ЗАДАНИЯ |
1 - На каком пароходе, по словам полковника, уехал профессор Маклецов в отрывке о прибытии в Новороссийск?
2 - Перепечатайте из отрывка о прибытии в Новороссийск участок от слов «Я полетел к» до слов «таких высоких чинах….» включительно.
3 - Напишите, что идет дальше в отрывке о прибытии в Новороссийск, начиная сразу после его последнего предложения.

ФРАГМЕНТ ДОКУМЕНТА |
☆ ☆ ☆ ☆
Стало как-то привольно от этого вида на далекое море. После необозримой равнины нудных кубанских степей, после грязи безнадежных казацких станиц, вид на эти горы как бы остановившегося с разбега Кавказского хребта, на эту даль привольного моря, на эти военные суда, на кипучую жизнь порта вливал какую-то новую бодрость. Вдруг вместо русской безнадежности почудилась заграничная кипучая жизнь, полная движения, новых возможностей и новых достижений.

Быстро понеслась моторная лодка, и я сошел на берег. Два-три поворота — и я перед домом, где живет профессор Маклецов. Вероятно, он не уехал: он писал мне, что уедет в последний момент.

Я вошел во дворик и подошел к небольшому крылечку. Вниз спускается седой, пожилой полковник.

— Здесь живет профессор Маклецов?

Полковник остановился.

— Профессор Маклецов уехал третьего дня на пароходе “Святой Николай” в Салоники…

Меня будто ударило обухом по голове.

— Я хорошо знал профессора Маклецова; он отвез письмо моей жене, — продолжал полковник.

Мы познакомились.

— А не знаете ли, господин полковник, где найти мне князя П.Д. Долгорукова?

— Нет, не знаю. Вероятно, узнаете в английской миссии.

Мне было очень досадно. Ведь я обладал единственным адресом профессора Маклецова; через него я мог связаться со всеми остальными. Где теперь найду я их всех? Я пошел наугад на главную улицу Серебряковскую. Тротуар был полон народа, главным образом военные; моя рука устала козырять. Но в этой густой толпе не было никого, кого я так жадно искал. И вдруг в толпе я увидел одного из видных сотрудников “Новой России” — М. Ю. Б. Я окликнул его. Мы поцеловались.

— Скажите, кто же в Новороссийске?

На лице Михаила Юрьевича видно было замешательство.

— Почти все уехали. Если бы вы приехали неделей раньше. Теперь прямо не осталось никого…

Оказывается, действительно, почти все уехали. Нет ни М., ни Ю., ни гр. П., ни А. — и из Центрального Комитета остался почти один князь Д., старый князь действительно хочет ухать в последний момент.

— Послушайте, я и забыл: ведь Н. С. К. занимает теперь пост генерал-губернатора, главноначальствуюшего Черноморской области…

Я полетел к дому губернатора. Красивый дворец, немного в стиле барокко, выделялся из соседних домов. Я вошел на лестницу, ведущую в стеклянные двери. Как раз в это время отворилась дверь, и Н. С. К. в сопровождении адъютанта вышел, чтобы сесть в стоящий внизу автомобиль. Я едва узнал Николая Сергеевича, которого привык видеть в свободном пиджаке, часто — как он любил — в белых спортивных брюках. Теперь он величественно спускался по лестнице, одетый в серую шинель. На плечах блестели золотые погоны гражданского образца — по классу должности — тайного советника. Во всей его фигуре видна генеральская солидность. Он остановился и подал мне руку.

— Я хотел бы с вами побеседовать, но вы, вероятно, страшно заняты: вы теперь в таких высоких чинах….

— Чин — это дело человеческое, — сказал К. — Сегодня я действительно занят. Лучше всего приходите завтра сюда же, в час дня…

Мы попрощались. Он сел в автомобиль.
☆ ☆ ☆ ☆
ПЕРЕЧЕНЬ ЗАПИСЕЙ |
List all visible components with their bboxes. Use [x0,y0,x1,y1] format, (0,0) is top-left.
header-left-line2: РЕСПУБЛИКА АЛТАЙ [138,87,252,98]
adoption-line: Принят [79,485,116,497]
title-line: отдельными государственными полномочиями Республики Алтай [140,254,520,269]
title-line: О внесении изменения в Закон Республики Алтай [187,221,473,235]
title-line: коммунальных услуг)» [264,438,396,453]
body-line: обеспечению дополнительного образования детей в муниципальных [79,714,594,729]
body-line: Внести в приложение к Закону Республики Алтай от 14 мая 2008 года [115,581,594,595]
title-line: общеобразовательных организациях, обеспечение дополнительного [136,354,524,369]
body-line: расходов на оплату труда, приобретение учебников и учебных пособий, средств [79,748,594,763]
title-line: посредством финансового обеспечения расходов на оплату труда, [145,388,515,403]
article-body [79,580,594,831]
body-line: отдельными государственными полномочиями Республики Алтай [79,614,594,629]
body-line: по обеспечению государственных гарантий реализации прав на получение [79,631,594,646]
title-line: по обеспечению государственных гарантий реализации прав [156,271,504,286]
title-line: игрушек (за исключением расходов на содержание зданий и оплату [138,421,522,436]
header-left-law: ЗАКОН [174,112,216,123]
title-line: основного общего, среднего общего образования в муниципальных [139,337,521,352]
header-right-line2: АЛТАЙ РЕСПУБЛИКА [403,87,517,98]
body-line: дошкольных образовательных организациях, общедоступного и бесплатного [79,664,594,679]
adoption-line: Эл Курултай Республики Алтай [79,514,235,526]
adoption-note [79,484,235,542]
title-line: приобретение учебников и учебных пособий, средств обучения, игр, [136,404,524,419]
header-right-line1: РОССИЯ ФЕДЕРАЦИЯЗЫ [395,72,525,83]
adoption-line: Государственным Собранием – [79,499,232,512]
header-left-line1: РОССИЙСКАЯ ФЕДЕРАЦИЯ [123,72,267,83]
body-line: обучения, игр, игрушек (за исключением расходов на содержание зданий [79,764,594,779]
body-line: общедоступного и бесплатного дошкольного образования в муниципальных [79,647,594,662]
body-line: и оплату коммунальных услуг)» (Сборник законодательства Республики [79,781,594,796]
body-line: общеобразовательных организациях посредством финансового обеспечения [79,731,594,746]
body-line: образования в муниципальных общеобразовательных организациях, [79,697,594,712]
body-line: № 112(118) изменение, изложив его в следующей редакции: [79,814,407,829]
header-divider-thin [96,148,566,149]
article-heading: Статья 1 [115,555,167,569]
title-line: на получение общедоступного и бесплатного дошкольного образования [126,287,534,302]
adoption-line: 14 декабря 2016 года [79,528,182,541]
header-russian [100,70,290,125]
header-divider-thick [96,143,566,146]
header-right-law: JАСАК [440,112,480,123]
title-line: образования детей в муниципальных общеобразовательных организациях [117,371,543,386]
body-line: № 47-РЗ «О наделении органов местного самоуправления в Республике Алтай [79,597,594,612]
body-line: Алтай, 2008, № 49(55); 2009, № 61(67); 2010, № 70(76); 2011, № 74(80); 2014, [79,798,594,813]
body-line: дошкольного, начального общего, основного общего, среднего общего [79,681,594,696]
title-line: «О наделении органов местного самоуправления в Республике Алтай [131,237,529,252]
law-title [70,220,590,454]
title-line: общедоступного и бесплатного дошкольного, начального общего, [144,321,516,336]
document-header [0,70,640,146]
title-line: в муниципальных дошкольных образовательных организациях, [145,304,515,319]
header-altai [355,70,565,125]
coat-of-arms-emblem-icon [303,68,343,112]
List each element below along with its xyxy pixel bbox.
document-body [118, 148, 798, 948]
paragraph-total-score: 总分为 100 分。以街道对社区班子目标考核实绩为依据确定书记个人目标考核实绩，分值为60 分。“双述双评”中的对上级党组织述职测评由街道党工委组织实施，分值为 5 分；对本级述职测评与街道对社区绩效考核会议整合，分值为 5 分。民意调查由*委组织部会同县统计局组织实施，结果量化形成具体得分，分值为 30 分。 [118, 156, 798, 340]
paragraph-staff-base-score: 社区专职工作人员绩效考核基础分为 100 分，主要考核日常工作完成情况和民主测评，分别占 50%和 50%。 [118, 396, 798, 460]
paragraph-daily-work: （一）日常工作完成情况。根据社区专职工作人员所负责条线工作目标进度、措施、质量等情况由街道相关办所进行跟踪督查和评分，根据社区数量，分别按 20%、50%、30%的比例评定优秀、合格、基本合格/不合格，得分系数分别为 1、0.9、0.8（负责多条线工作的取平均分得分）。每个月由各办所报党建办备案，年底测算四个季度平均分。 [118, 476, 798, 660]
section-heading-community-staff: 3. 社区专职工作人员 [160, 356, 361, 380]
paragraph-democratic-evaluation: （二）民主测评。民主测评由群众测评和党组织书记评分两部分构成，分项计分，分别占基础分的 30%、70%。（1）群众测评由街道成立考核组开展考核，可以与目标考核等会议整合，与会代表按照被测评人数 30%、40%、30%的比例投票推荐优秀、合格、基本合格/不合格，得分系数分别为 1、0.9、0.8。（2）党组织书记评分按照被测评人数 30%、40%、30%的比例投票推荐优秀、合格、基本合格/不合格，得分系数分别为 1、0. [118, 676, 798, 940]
☆ ☆ ☆ ☆
РАЗОБРАННЫЕ ЗАДАНИЯ |
1 - На пароходе «Святой Николай».

2 -
Я полетел к дому губернатора. Красивый дворец, немного в стиле барокко, выделялся из соседних домов. Я вошел на лестницу, ведущую в стеклянные двери. Как раз в это время отворилась дверь, и Н. С. К. в сопровождении адъютанта вышел, чтобы сесть в стоящий внизу автомобиль. Я едва узнал Николая Сергеевича, которого привык видеть в свободном пиджаке, часто — как он любил — в белых спортивных брюках. Теперь он величественно спускался по лестнице, одетый в серую шинель. На плечах блестели золотые погоны гражданского образца — по классу должности — тайного советника. Во всей его фигуре видна генеральская солидность. Он остановился и подал мне руку.

— Я хотел бы с вами побеседовать, но вы, вероятно, страшно заняты: вы теперь в таких высоких чинах….

3 -
После обеда в столовой Союза (обед стоил всего 75 руб.) я зашел к Б., и тут мы выяснили, что в Новороссийске проживает член Харьковской городской управы, выдающийся общественный деятель, доктор М. А. Ф. Это человек громадной энергии, большого ума, солидного образования, с высоко развитым чувством долга. Я всегда любил М. А. Ф., и, конечно, встретиться теперь с ним показалось мне прямо счастьем. Я направился к нему. Доктор Ф. встретил меня со своей обычной улыбкой. Как будто только вчера виделись мы с ним в городской управе, где, самоотверженно работая с утра до вечера, забрасывая свои личные дела, он старался спасти от краха городское хозяйство. Но теперь уже не было у него прежнего горения и энтузиазма. Уже нотки утомления и усталости звучали в его словах.

— Наше дело безнадежно — сказал он, — но, конечно, раскаиваться нам нечего. Мы делали свое дело и кое-что сделали.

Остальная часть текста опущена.